━━ Excerpt to read

Members of the Lynchburg-Clay Lady Mustangs celebrate as they receive their regional championship trophy. (HCP Photos/Stephen Forsha)
Members of the Lynchburg-Clay Lady Mustangs celebrate as they receive their regional championship trophy. (HCP Photos/Stephen Forsha)
LOGAN — After the Lynchburg-Clay Lady Mustangs won their regional semifinal game last Tuesday night, head coach Dennis West said he and many members of his team caught a respiratory illness, resulting in missed practices and the school converting to remote learning for two days to end the week.

All of that happened as the Lady Mustangs were waiting to play in the Division III Regional Finals on Saturday morning at Logan High School, and it was easy to see the Lady Mustangs were battling adversity before and during the biggest game of the season.

━━━━
━━ Stored data

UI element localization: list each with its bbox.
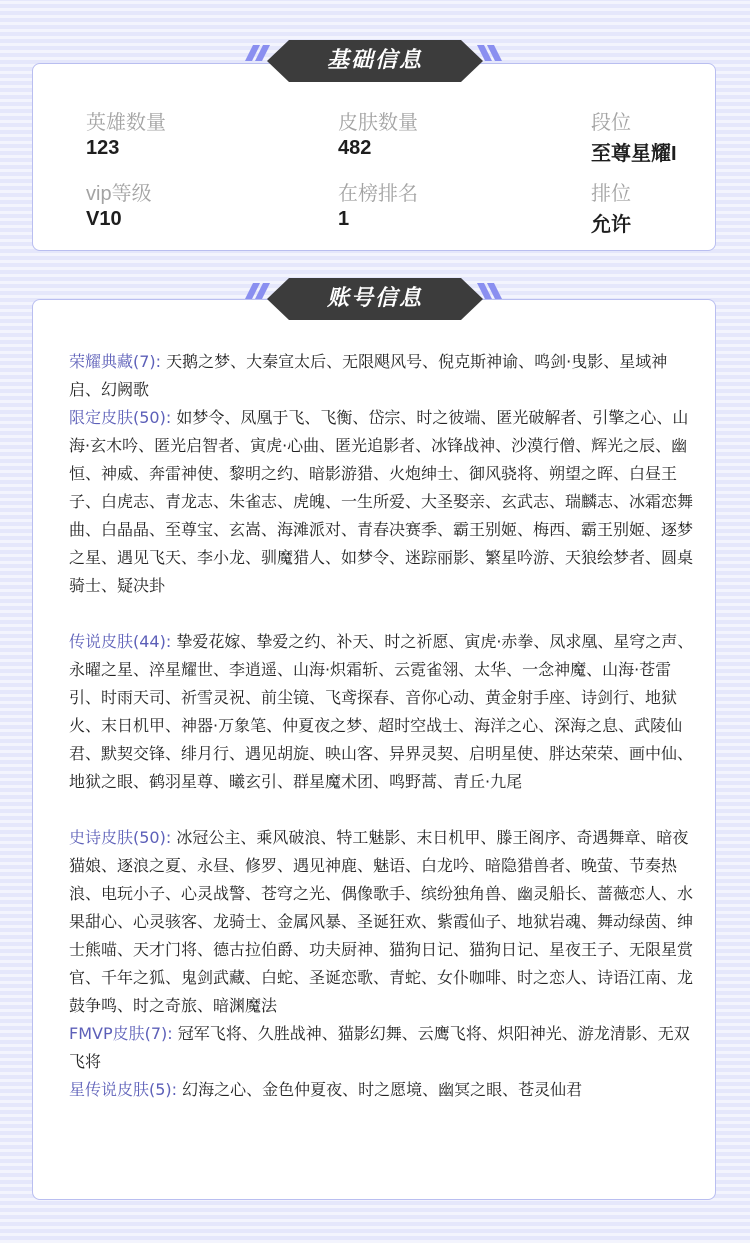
rank-tier-value: 至尊星耀I <box>591 143 677 165</box>
account-info-title-banner <box>245 275 505 323</box>
hero-count-label: 英雄数量 <box>86 112 166 134</box>
category-items: 如梦令、凤凰于飞、飞衡、岱宗、时之彼端、匿光破解者、引擎之心、山海·玄木吟、匿光启智者、寅虎·心曲、匿光追影者、冰锋战神、沙漠行僧、辉光之辰、幽恒、神威、奔雷神使、黎明之约、暗影游猎、火炮绅士、御风骁将、朔望之晖、白昼王子、白虎志、青龙志、朱雀志、虎魄、一生所爱、大圣娶亲、玄武志、瑞麟志、冰霜恋舞曲、白晶晶、至尊宝、玄嵩、海滩派对、青春决赛季、霸王别姬、梅西、霸王别姬、逐梦之星、遇见飞天、李小龙、驯魔猎人、如梦令、迷踪丽影、繁星吟游、天狼绘梦者、圆桌骑士、疑决卦 <box>69 408 694 595</box>
account-info-card <box>32 299 716 1200</box>
category-epic <box>69 824 695 1020</box>
ranked-play-label: 排位 <box>591 183 631 205</box>
vip-level-label: vip等级 <box>86 183 152 205</box>
category-label: 限定皮肤(50): <box>69 408 172 427</box>
category-legend <box>69 628 695 796</box>
account-info-title: 账号信息 <box>326 286 423 311</box>
basic-info-card <box>32 63 716 251</box>
rank-tier-label: 段位 <box>591 112 631 134</box>
basic-info-title-banner <box>245 37 505 85</box>
category-items: 冠军飞将、久胜战神、猫影幻舞、云鹰飞将、炽阳神光、游龙清影、无双飞将 <box>69 1024 690 1071</box>
leaderboard-rank-value: 1 <box>338 208 350 230</box>
category-label: 传说皮肤(44): <box>69 632 172 651</box>
basic-info-title: 基础信息 <box>326 48 423 73</box>
category-fmvp <box>69 1020 695 1076</box>
category-label: FMVP皮肤(7): <box>69 1024 173 1043</box>
category-star-legend <box>69 1076 695 1104</box>
vip-level-value: V10 <box>86 208 122 230</box>
skin-count-value: 482 <box>338 137 372 159</box>
category-items: 天鹅之梦、大秦宣太后、无限飓风号、倪克斯神谕、鸣剑·曳影、星域神启、幻阙歌 <box>69 352 668 399</box>
category-label: 史诗皮肤(50): <box>69 828 172 847</box>
category-items: 冰冠公主、乘风破浪、特工魅影、末日机甲、滕王阁序、奇遇舞章、暗夜猫娘、逐浪之夏、永昼、修罗、遇见神鹿、魅语、白龙吟、暗隐猎兽者、晚萤、节奏热浪、电玩小子、心灵战警、苍穹之光、偶像歌手、缤纷独角兽、幽灵船长、蔷薇恋人、水果甜心、心灵骇客、龙骑士、金属风暴、圣诞狂欢、紫霞仙子、地狱岩魂、舞动绿茵、绅士熊喵、天才门将、德古拉伯爵、功夫厨神、猫狗日记、猫狗日记、星夜王子、无限星赏官、千年之狐、鬼剑武藏、白蛇、圣诞恋歌、青蛇、女仆咖啡、时之恋人、诗语江南、龙鼓争鸣、时之奇旅、暗渊魔法 <box>69 828 694 1015</box>
hero-count-value: 123 <box>86 137 120 159</box>
skin-category-list <box>69 348 695 1104</box>
category-label: 星传说皮肤(5): <box>69 1080 178 1099</box>
category-items: 幻海之心、金色仲夏夜、时之愿境、幽冥之眼、苍灵仙君 <box>182 1080 583 1099</box>
category-label: 荣耀典藏(7): <box>69 352 162 371</box>
ranked-play-value: 允许 <box>591 214 631 236</box>
skin-count-label: 皮肤数量 <box>338 112 418 134</box>
category-items: 挚爱花嫁、挚爱之约、补天、时之祈愿、寅虎·赤拳、凤求凰、星穹之声、永曜之星、淬星耀世、李逍遥、山海·炽霜斩、云霓雀翎、太华、一念神魔、山海·苍雷引、时雨天司、祈雪灵祝、前尘镜、飞鸢探春、音你心动、黄金射手座、诗剑行、地狱火、末日机甲、神器·万象笔、仲夏夜之梦、超时空战士、海洋之心、深海之息、武陵仙君、默契交锋、绯月行、遇见胡旋、映山客、异界灵契、启明星使、胖达荣荣、画中仙、地狱之眼、鹤羽星尊、曦玄引、群星魔术团、鸣野蒿、青丘·九尾 <box>69 632 694 791</box>
category-limited <box>69 404 695 600</box>
leaderboard-rank-label: 在榜排名 <box>338 183 418 205</box>
category-collection <box>69 348 695 404</box>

━━━━

■ What needs to be done
In the article on the Lynchburg-Clay Lady Mustangs, where was the Division III Regional Final played?

■ Output of the task
At Logan High School